Task prompt:
Lay out every line of the items below as a JSON list of strings, one string per line, with blank lines left out. Leave the pictures out of the list.

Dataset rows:
- - - -

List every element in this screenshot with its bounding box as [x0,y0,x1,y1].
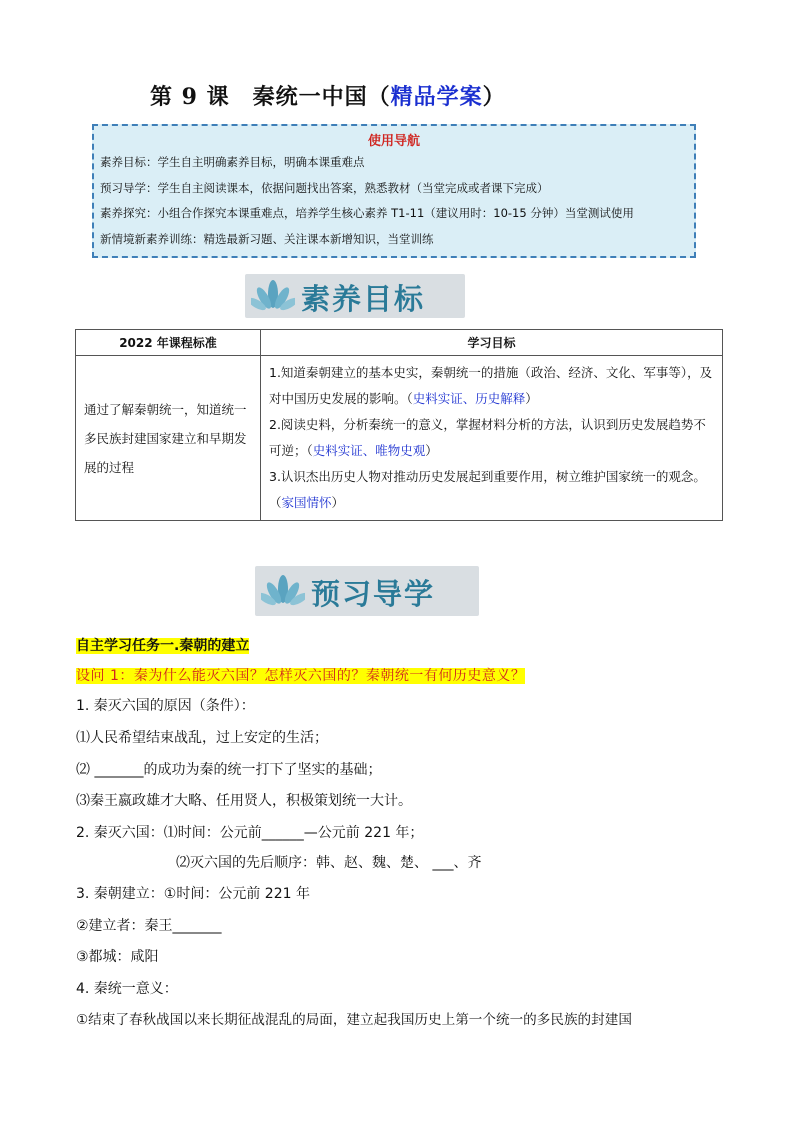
section-banner-preview [255,566,479,616]
study-question-text: 设问 1：秦为什么能灭六国？怎样灭六国的？秦朝统一有何历史意义？ [76,668,526,684]
study-line: ⑵ _______的成功为秦的统一打下了坚实的基础； [76,762,382,778]
lotus-icon [261,572,305,610]
goal-2 [269,412,714,464]
goal-2-end: ） [425,443,438,458]
goal-3-end: ） [331,495,345,510]
study-line: 3. 秦朝建立：①时间：公元前 221 年 [76,886,310,902]
section-banner-goals [245,274,465,318]
goal-1-text: 1.知道秦朝建立的基本史实，秦朝统一的措施（政治、经济、文化、军事等），及对中国历史发展的影响。（ [269,365,713,406]
study-line: ③都城：咸阳 [76,949,159,965]
goal-1-keywords: 史料实证、历史解释 [412,391,526,406]
study-line: ⑵灭六国的先后顺序：韩、赵、魏、楚、 ___、齐 [176,855,482,871]
usage-guide-box [92,124,696,258]
study-task-heading [76,635,249,655]
banner-preview-text: 预习导学 [311,577,436,611]
study-line: ⑶秦王嬴政雄才大略、任用贤人，积极策划统一大计。 [76,793,412,809]
usage-guide-heading: 使用导航 [367,134,420,149]
study-line: 2. 秦灭六国：⑴时间：公元前______—公元前 221 年； [76,825,424,841]
goals-table [75,329,723,521]
banner-goals-text: 素养目标 [301,282,426,316]
study-line: ①结束了春秋战国以来长期征战混乱的局面，建立起我国历史上第一个统一的多民族的封建国 [76,1012,632,1028]
study-question [76,665,525,685]
study-line: ⑴人民希望结束战乱，过上安定的生活； [76,730,328,746]
title-highlight: 精品学案 [390,84,483,110]
goal-2-keywords: 史料实证、唯物史观 [312,443,426,458]
guide-line-preview: 预习导学：学生自主阅读课本，依据问题找出答案，熟悉教材（当堂完成或者课下完成） [100,180,549,195]
guide-line-explore: 素养探究：小组合作探究本课重难点，培养学生核心素养 T1-11（建议用时：10-15 分钟）当堂测试使用 [100,206,634,220]
header-goals: 学习目标 [261,330,723,356]
goal-1-end: ） [525,391,538,406]
table-header-row [76,330,723,356]
learning-goals [261,356,723,521]
study-line: ②建立者：秦王_______ [76,918,222,934]
goal-3-keywords: 家国情怀 [281,495,332,510]
curriculum-standard: 通过了解秦朝统一，知道统一多民族封建国家建立和早期发展的过程 [76,356,261,521]
title-main: 第 9 课 秦统一中国（ [150,84,391,110]
guide-line-goals: 素养目标：学生自主明确素养目标，明确本课重难点 [100,155,365,169]
guide-line-training: 新情境新素养训练：精选最新习题、关注课本新增知识，当堂训练 [100,231,434,246]
table-row [76,356,723,521]
page-title [150,80,506,111]
header-standard: 2022 年课程标准 [76,330,261,356]
study-task-text: 自主学习任务一.秦朝的建立 [76,638,250,654]
goal-1 [269,360,714,412]
study-line: 1. 秦灭六国的原因（条件）： [76,698,255,714]
goal-3 [269,464,714,516]
study-line: 4. 秦统一意义： [76,981,178,997]
goal-3-text: 3.认识杰出历史人物对推动历史发展起到重要作用，树立维护国家统一的观念。（ [269,469,706,510]
goal-2-text: 2.阅读史料，分析秦统一的意义，掌握材料分析的方法，认识到历史发展趋势不可逆；（ [269,417,706,458]
lotus-icon [251,277,295,315]
title-close: ） [482,84,506,110]
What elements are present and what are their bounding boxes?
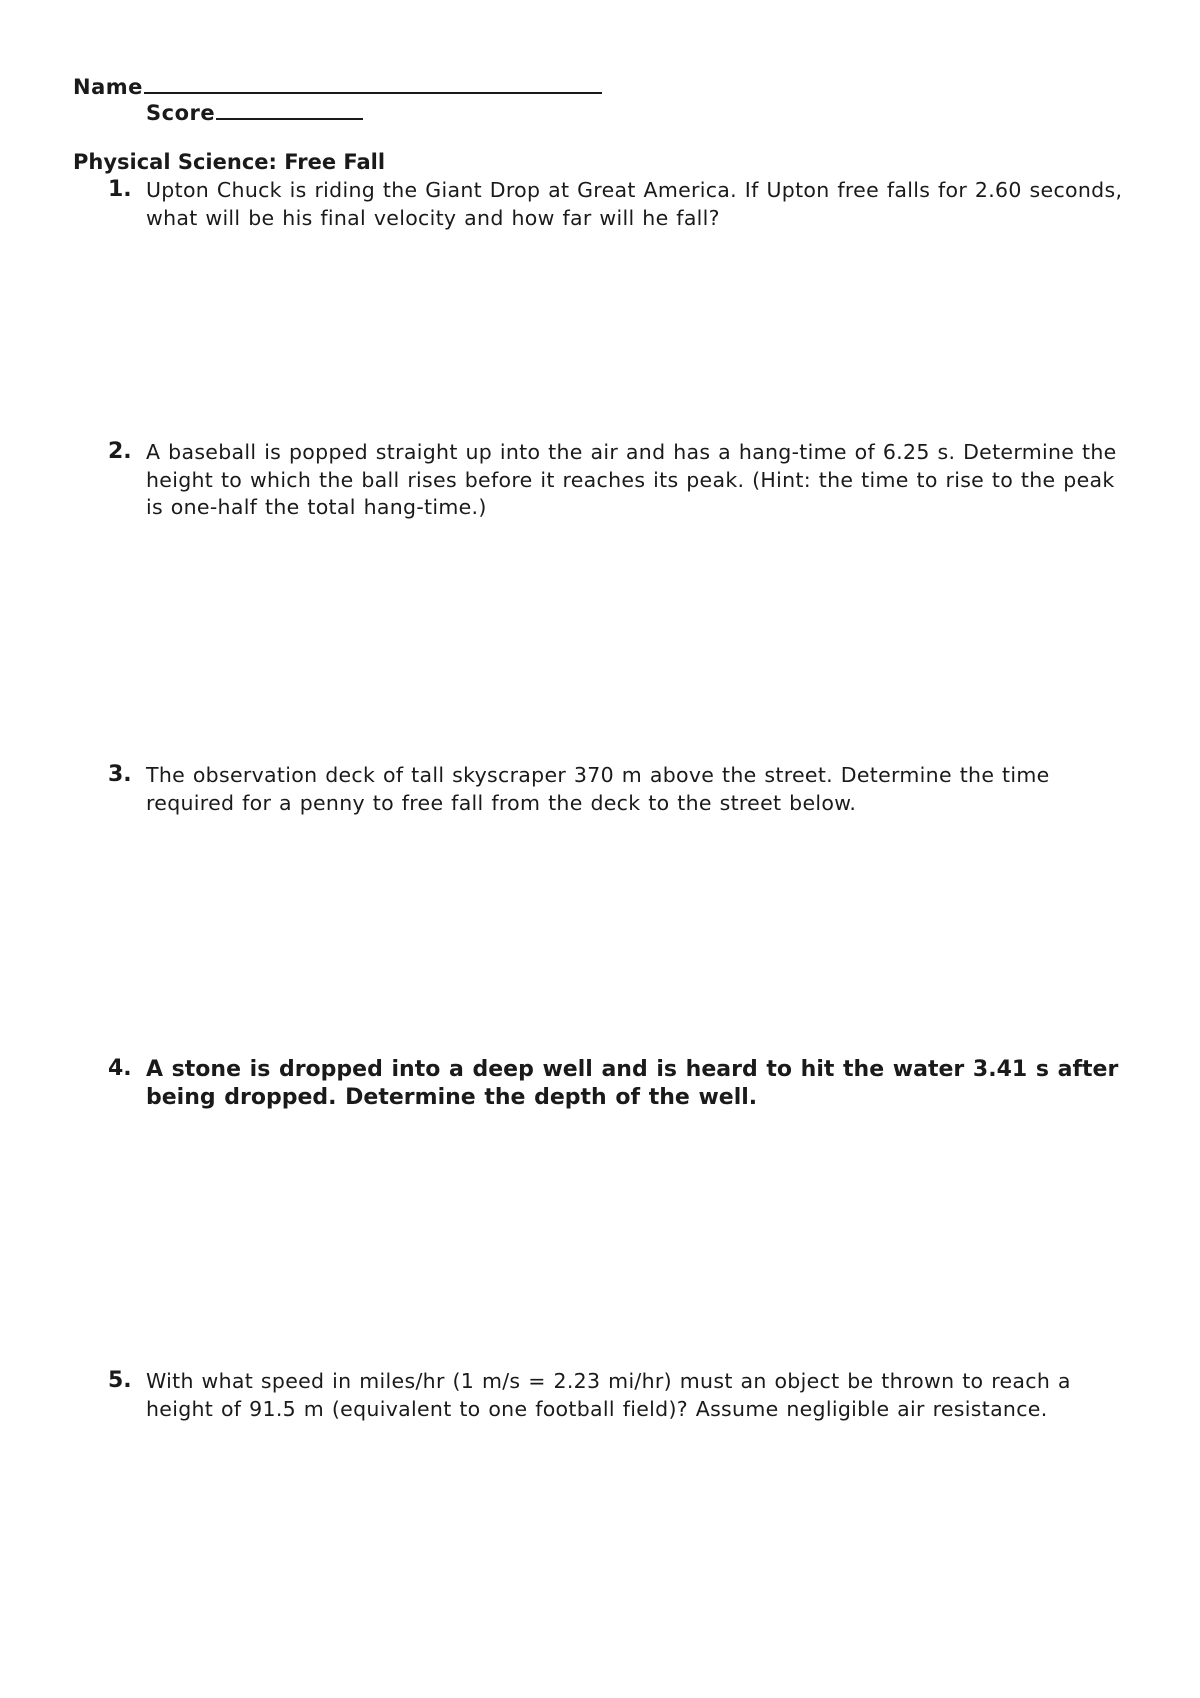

- - - -

Finished exercise:
[
  "List every element in this screenshot with its bounding box as [x0,y0,x1,y1].",
  "section-banner-preview [255,566,479,616]",
  "study-question-text: 设问 1：秦为什么能灭六国？怎样灭六国的？秦朝统一有何历史意义？ [76,668,526,684]",
  "study-line: ⑵ _______的成功为秦的统一打下了坚实的基础； [76,762,382,778]",
  "lotus-icon [261,572,305,610]",
  "goal-2 [269,412,714,464]",
  "goal-2-end: ） [425,443,438,458]",
  "goal-3-end: ） [331,495,345,510]",
  "study-line: 3. 秦朝建立：①时间：公元前 221 年 [76,886,310,902]",
  "section-banner-goals [245,274,465,318]",
  "goal-1-text: 1.知道秦朝建立的基本史实，秦朝统一的措施（政治、经济、文化、军事等），及对中国历史发展的影响。（ [269,365,713,406]",
  "study-line: ③都城：咸阳 [76,949,159,965]",
  "goal-1-keywords: 史料实证、历史解释 [412,391,526,406]",
  "study-line: ⑵灭六国的先后顺序：韩、赵、魏、楚、 ___、齐 [176,855,482,871]",
  "usage-guide-box [92,124,696,258]",
  "study-task-heading [76,635,249,655]",
  "banner-preview-text: 预习导学 [311,577,436,611]",
  "study-line: ⑶秦王嬴政雄才大略、任用贤人，积极策划统一大计。 [76,793,412,809]",
  "usage-guide-heading: 使用导航 [367,134,420,149]",
  "study-line: 2. 秦灭六国：⑴时间：公元前______—公元前 221 年； [76,825,424,841]",
  "goals-table [75,329,723,521]",
  "banner-goals-text: 素养目标 [301,282,426,316]",
  "study-line: ①结束了春秋战国以来长期征战混乱的局面，建立起我国历史上第一个统一的多民族的封建国 [76,1012,632,1028]",
  "study-question [76,665,525,685]",
  "study-line: ⑴人民希望结束战乱，过上安定的生活； [76,730,328,746]",
  "title-highlight: 精品学案 [390,84,483,110]",
  "goal-2-keywords: 史料实证、唯物史观 [312,443,426,458]",
  "guide-line-preview: 预习导学：学生自主阅读课本，依据问题找出答案，熟悉教材（当堂完成或者课下完成） [100,180,549,195]",
  "guide-line-explore: 素养探究：小组合作探究本课重难点，培养学生核心素养 T1-11（建议用时：10-15 分钟）当堂测试使用 [100,206,634,220]",
  "header-goals: 学习目标 [261,330,723,356]",
  "goal-1-end: ） [525,391,538,406]",
  "table-header-row [76,330,723,356]",
  "learning-goals [261,356,723,521]",
  "study-line: ②建立者：秦王_______ [76,918,222,934]",
  "goal-3-keywords: 家国情怀 [281,495,332,510]",
  "curriculum-standard: 通过了解秦朝统一，知道统一多民族封建国家建立和早期发展的过程 [76,356,261,521]",
  "title-main: 第 9 课 秦统一中国（ [150,84,391,110]",
  "guide-line-goals: 素养目标：学生自主明确素养目标，明确本课重难点 [100,155,365,169]",
  "guide-line-training: 新情境新素养训练：精选最新习题、关注课本新增知识，当堂训练 [100,231,434,246]",
  "table-row [76,356,723,521]",
  "page-title [150,80,506,111]",
  "header-standard: 2022 年课程标准 [76,330,261,356]",
  "study-task-text: 自主学习任务一.秦朝的建立 [76,638,250,654]",
  "goal-1 [269,360,714,412]",
  "study-line: 1. 秦灭六国的原因（条件）： [76,698,255,714]",
  "goal-3 [269,464,714,516]",
  "study-line: 4. 秦统一意义： [76,981,178,997]",
  "goal-3-text: 3.认识杰出历史人物对推动历史发展起到重要作用，树立维护国家统一的观念。（ [269,469,706,510]",
  "goal-2-text: 2.阅读史料，分析秦统一的意义，掌握材料分析的方法，认识到历史发展趋势不可逆；（ [269,417,706,458]",
  "lotus-icon [251,277,295,315]",
  "title-close: ） [482,84,506,110]",
  "What elements are present and what are their bounding boxes?"
]